*MATERIAL PROVIDED*.
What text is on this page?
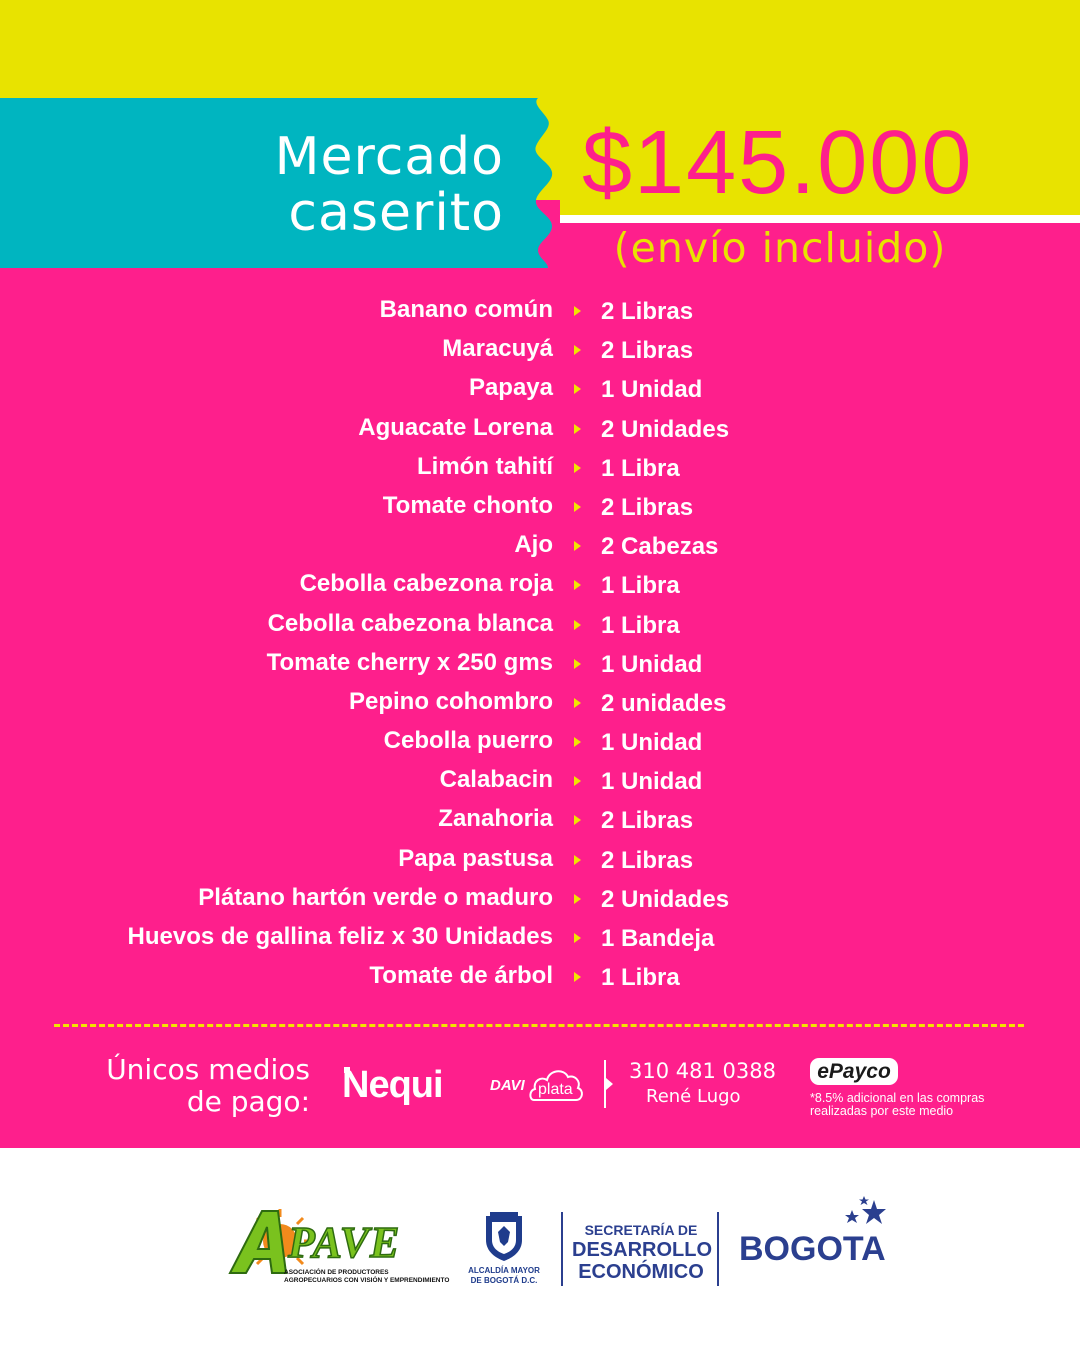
Mercado
caserito $145.000
(envío incluido)
Banano común 2 Libras
Maracuyá 2 Libras
Papaya 1 Unidad
Aguacate Lorena 2 Unidades
Limón tahití 1 Libra
Tomate chonto 2 Libras
Ajo 2 Cabezas
Cebolla cabezona roja 1 Libra
Cebolla cabezona blanca 1 Libra
Tomate cherry x 250 gms 1 Unidad
Pepino cohombro 2 unidades
Cebolla puerro 1 Unidad
Calabacin 1 Unidad
Zanahoria 2 Libras
Papa pastusa 2 Libras
Plátano hartón verde o maduro 2 Unidades
Huevos de gallina feliz x 30 Unidades 1 Bandeja
Tomate de árbol 1 Libra
Únicos medios
de pago: Nequi	DAVI plata
310 481 0388
René Lugo
ePayco
*8.5% adicional en las compras realizadas por este medio
PAVE
ASOCIACIÓN DE PRODUCTORES
AGROPECUARIOS CON VISIÓN Y EMPRENDIMIENTO
ALCALDÍA MAYOR
DE BOGOTÁ D.C.
SECRETARÍA DE
DESARROLLO
ECONÓMICO
BOGOTA
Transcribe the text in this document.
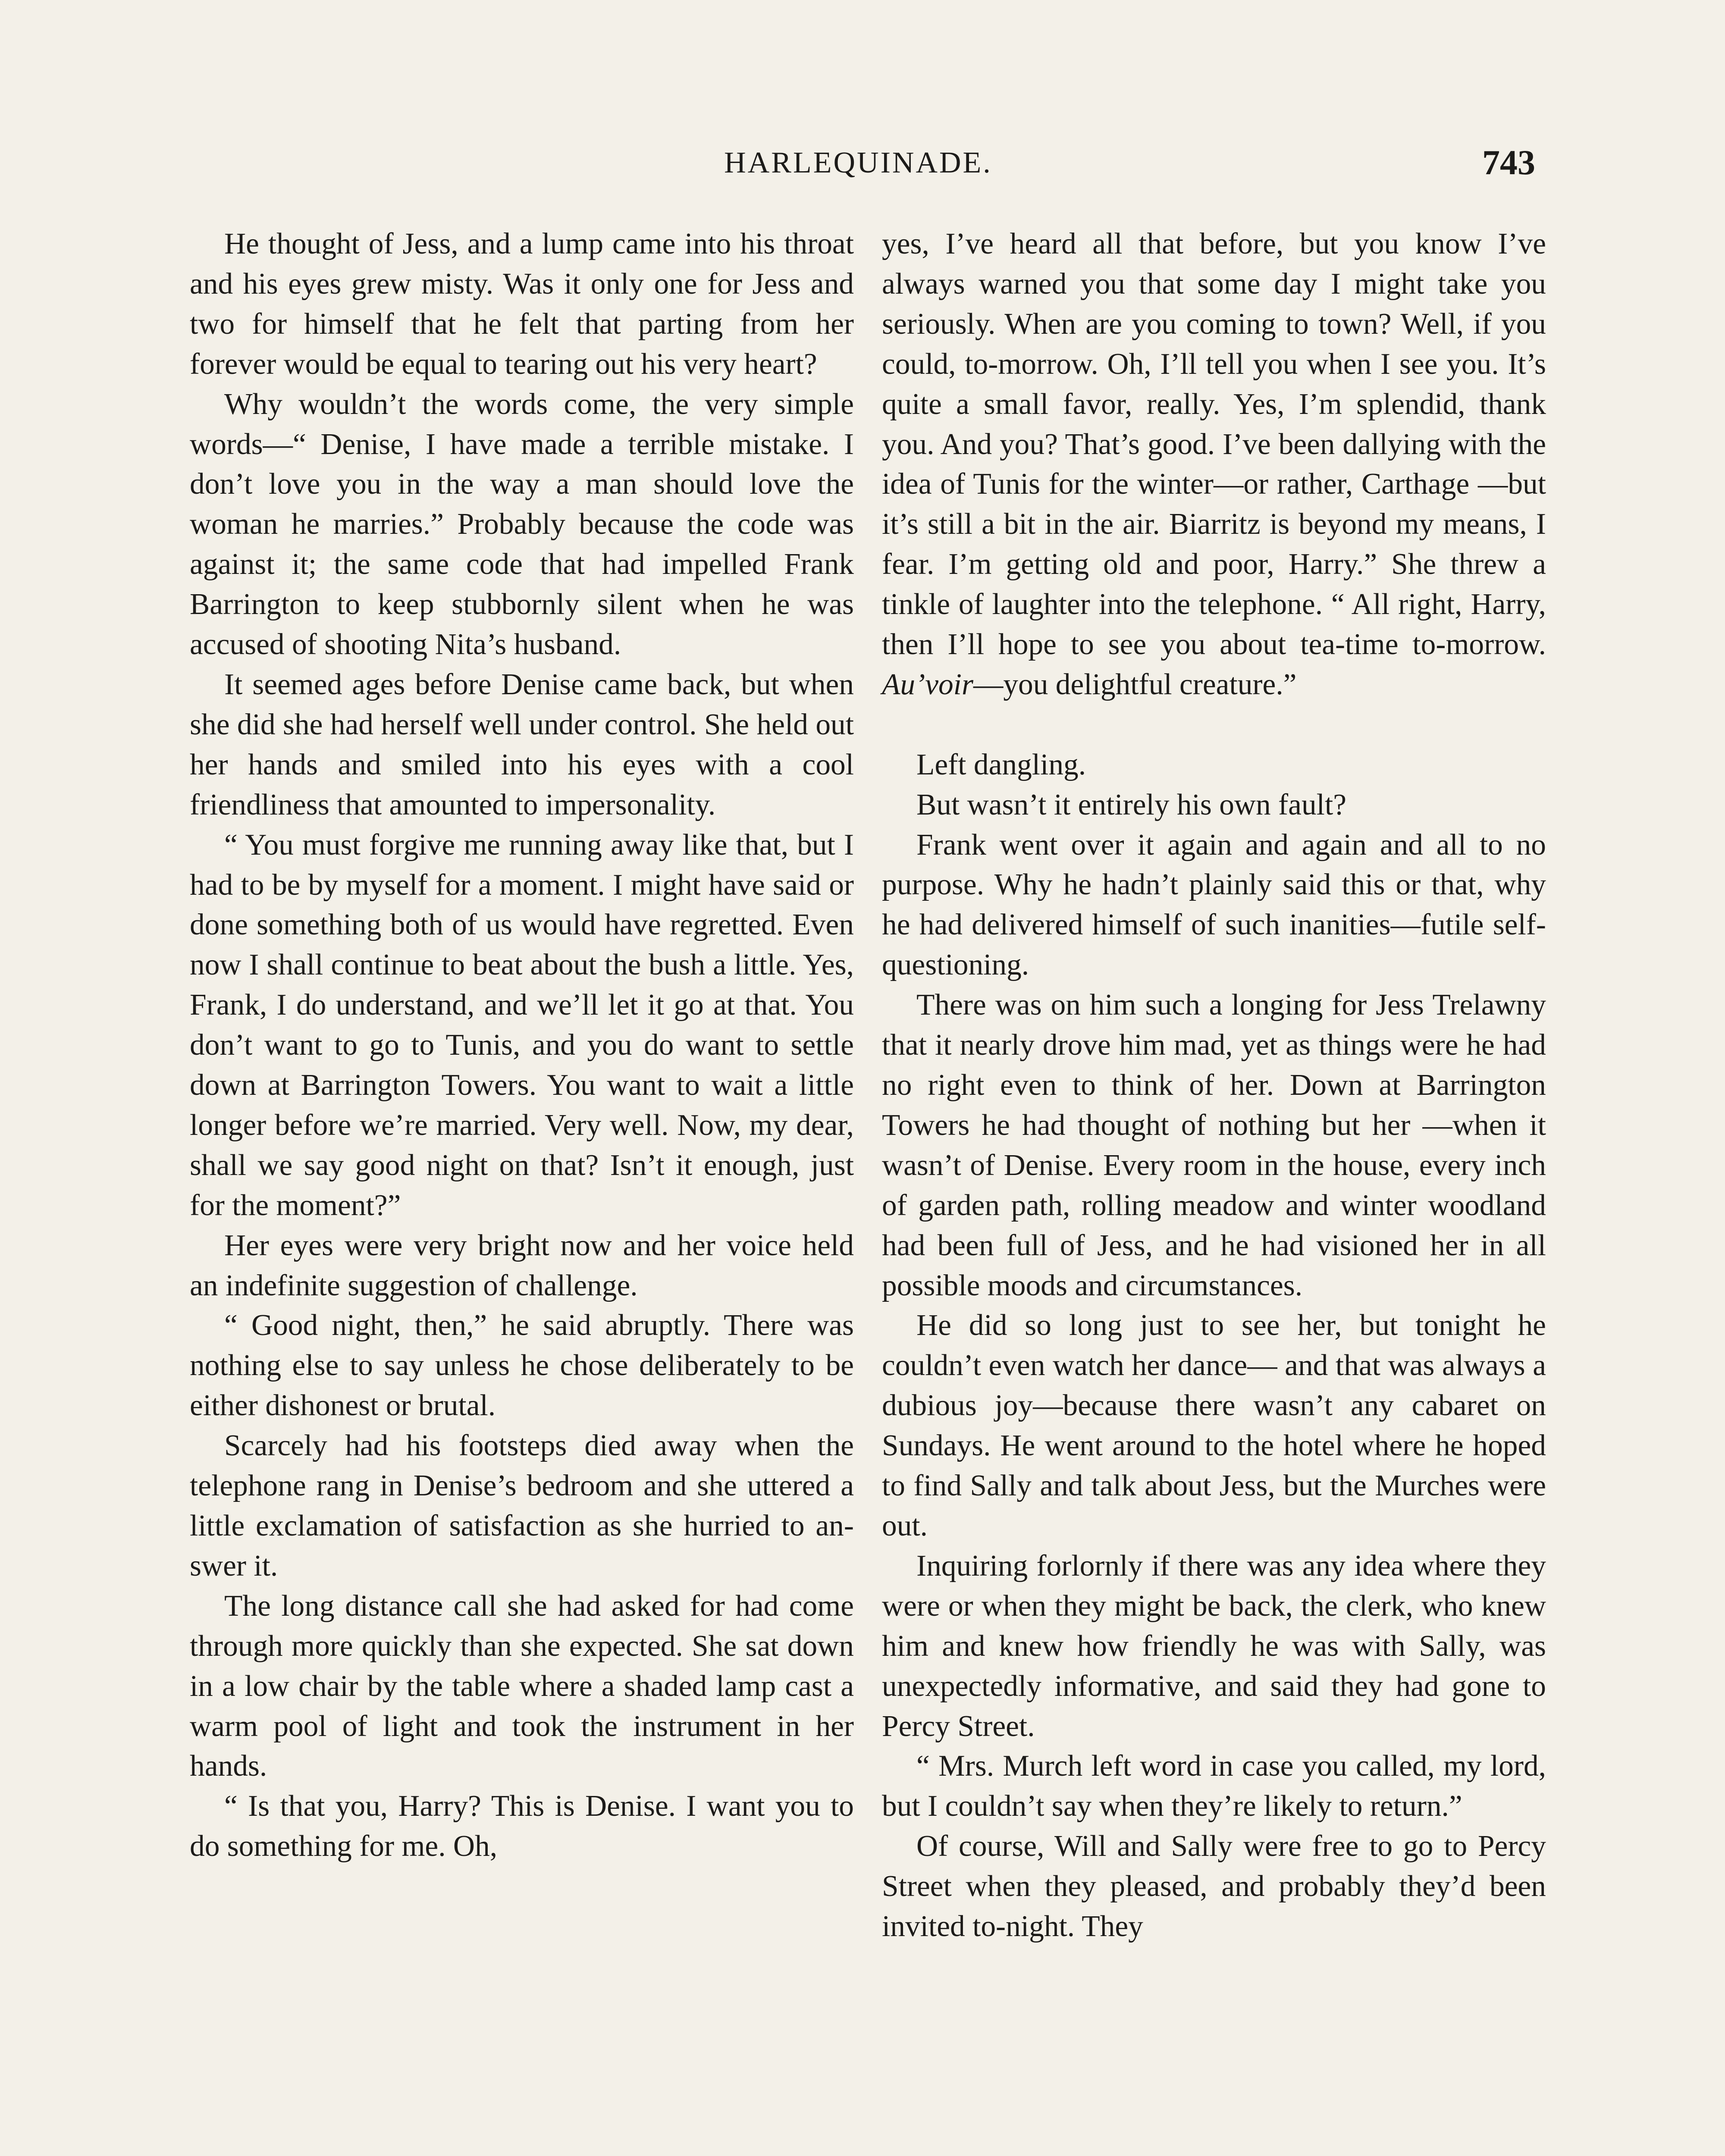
HARLEQUINADE.	743

He thought of Jess, and a lump came into his throat and his eyes grew misty. Was it only one for Jess and two for himself that he felt that parting from her forever would be equal to tearing out his very heart?

Why wouldn’t the words come, the very simple words—“ Denise, I have made a terrible mistake. I don’t love you in the way a man should love the woman he marries.” Probably because the code was against it; the same code that had impelled Frank Barrington to keep stubbornly silent when he was accused of shooting Nita’s husband.

It seemed ages before Denise came back, but when she did she had herself well under control. She held out her hands and smiled into his eyes with a cool friendliness that amounted to impersonality.

“ You must forgive me running away like that, but I had to be by myself for a moment. I might have said or done something both of us would have regretted. Even now I shall continue to beat about the bush a little. Yes, Frank, I do understand, and we’ll let it go at that. You don’t want to go to Tunis, and you do want to settle down at Barrington Towers. You want to wait a little longer before we’re married. Very well. Now, my dear, shall we say good night on that? Isn’t it enough, just for the moment?”

Her eyes were very bright now and her voice held an indefinite suggestion of challenge.

“ Good night, then,” he said abruptly. There was nothing else to say unless he chose deliberately to be either dishonest or brutal.

Scarcely had his footsteps died away when the telephone rang in Denise’s bedroom and she uttered a little exclamation of satisfaction as she hurried to answer it.

The long distance call she had asked for had come through more quickly than she expected. She sat down in a low chair by the table where a shaded lamp cast a warm pool of light and took the instrument in her hands.

“ Is that you, Harry? This is Denise. I want you to do something for me. Oh,

yes, I’ve heard all that before, but you know I’ve always warned you that some day I might take you seriously. When are you coming to town? Well, if you could, to-morrow. Oh, I’ll tell you when I see you. It’s quite a small favor, really. Yes, I’m splendid, thank you. And you? That’s good. I’ve been dallying with the idea of Tunis for the winter—or rather, Carthage —but it’s still a bit in the air. Biarritz is beyond my means, I fear. I’m getting old and poor, Harry.” She threw a tinkle of laughter into the telephone. “ All right, Harry, then I’ll hope to see you about tea-time to-morrow. Au’voir—you delightful creature.”

Left dangling.

But wasn’t it entirely his own fault?

Frank went over it again and again and all to no purpose. Why he hadn’t plainly said this or that, why he had delivered himself of such inanities—futile self-questioning.

There was on him such a longing for Jess Trelawny that it nearly drove him mad, yet as things were he had no right even to think of her. Down at Barrington Towers he had thought of nothing but her —when it wasn’t of Denise. Every room in the house, every inch of garden path, rolling meadow and winter woodland had been full of Jess, and he had visioned her in all possible moods and circumstances.

He did so long just to see her, but tonight he couldn’t even watch her dance— and that was always a dubious joy—because there wasn’t any cabaret on Sundays. He went around to the hotel where he hoped to find Sally and talk about Jess, but the Murches were out.

Inquiring forlornly if there was any idea where they were or when they might be back, the clerk, who knew him and knew how friendly he was with Sally, was unexpectedly informative, and said they had gone to Percy Street.

“ Mrs. Murch left word in case you called, my lord, but I couldn’t say when they’re likely to return.”

Of course, Will and Sally were free to go to Percy Street when they pleased, and probably they’d been invited to-night. They
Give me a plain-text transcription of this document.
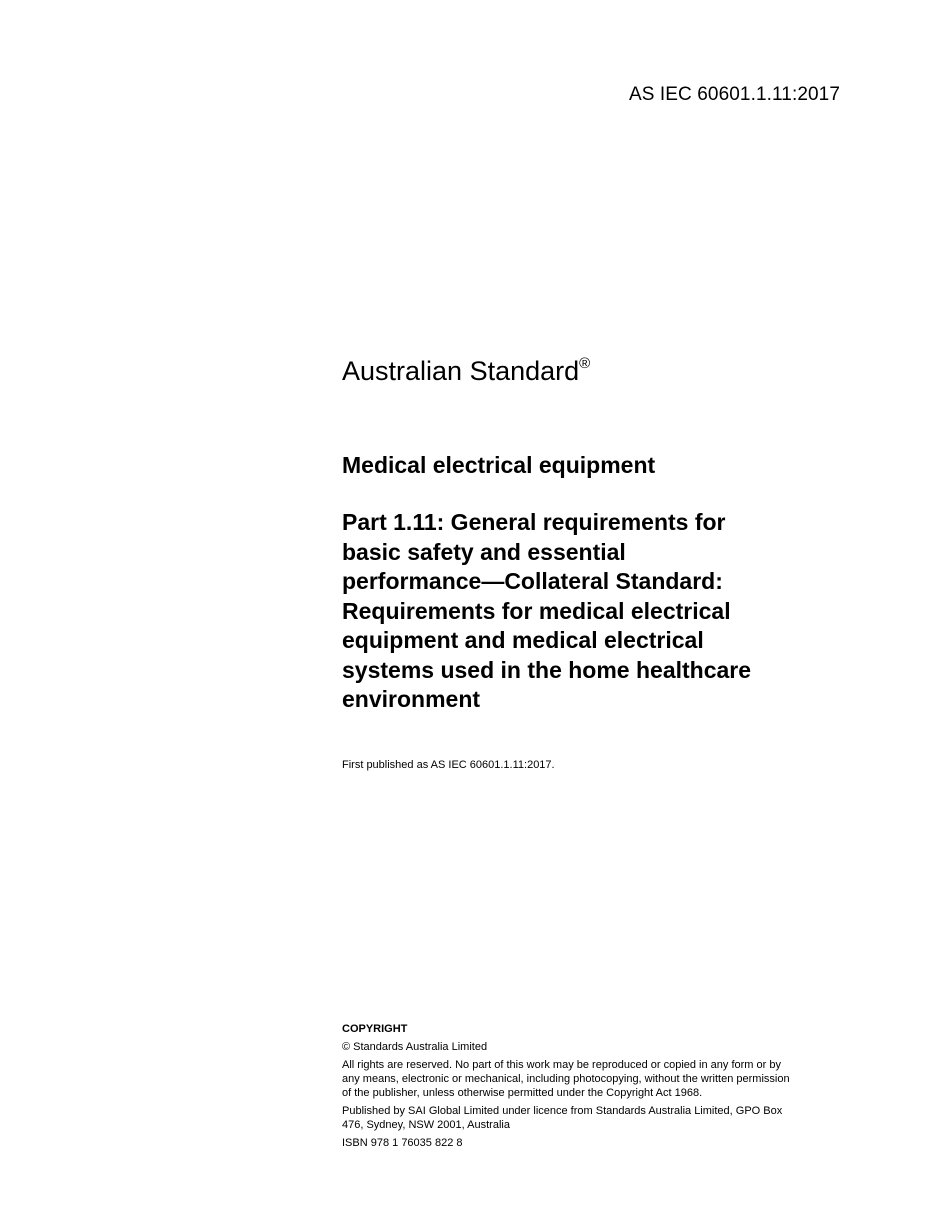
AS IEC 60601.1.11:2017
Australian Standard®
Medical electrical equipment
Part 1.11: General requirements for
basic safety and essential
performance—Collateral Standard:
Requirements for medical electrical
equipment and medical electrical
systems used in the home healthcare
environment
First published as AS IEC 60601.1.11:2017.

COPYRIGHT

© Standards Australia Limited

All rights are reserved. No part of this work may be reproduced or copied in any form or by
any means, electronic or mechanical, including photocopying, without the written permission
of the publisher, unless otherwise permitted under the Copyright Act 1968.

Published by SAI Global Limited under licence from Standards Australia Limited, GPO Box
476, Sydney, NSW 2001, Australia

ISBN 978 1 76035 822 8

*TASK*. Look above for lines with the word "means" and copy them all.

*THE RESULT*.
yes, I’ve heard all that before, but you know I’ve always warned you that some day I might take you seriously. When are you coming to town? Well, if you could, to-morrow. Oh, I’ll tell you when I see you. It’s quite a small favor, really. Yes, I’m splendid, thank you. And you? That’s good. I’ve been dallying with the idea of Tunis for the winter—or rather, Carthage —but it’s still a bit in the air. Biarritz is beyond my means, I fear. I’m getting old and poor, Harry.” She threw a tinkle of laughter into the telephone. “ All right, Harry, then I’ll hope to see you about tea-time to-morrow. Au’voir—you delightful creature.”
any means, electronic or mechanical, including photocopying, without the written permission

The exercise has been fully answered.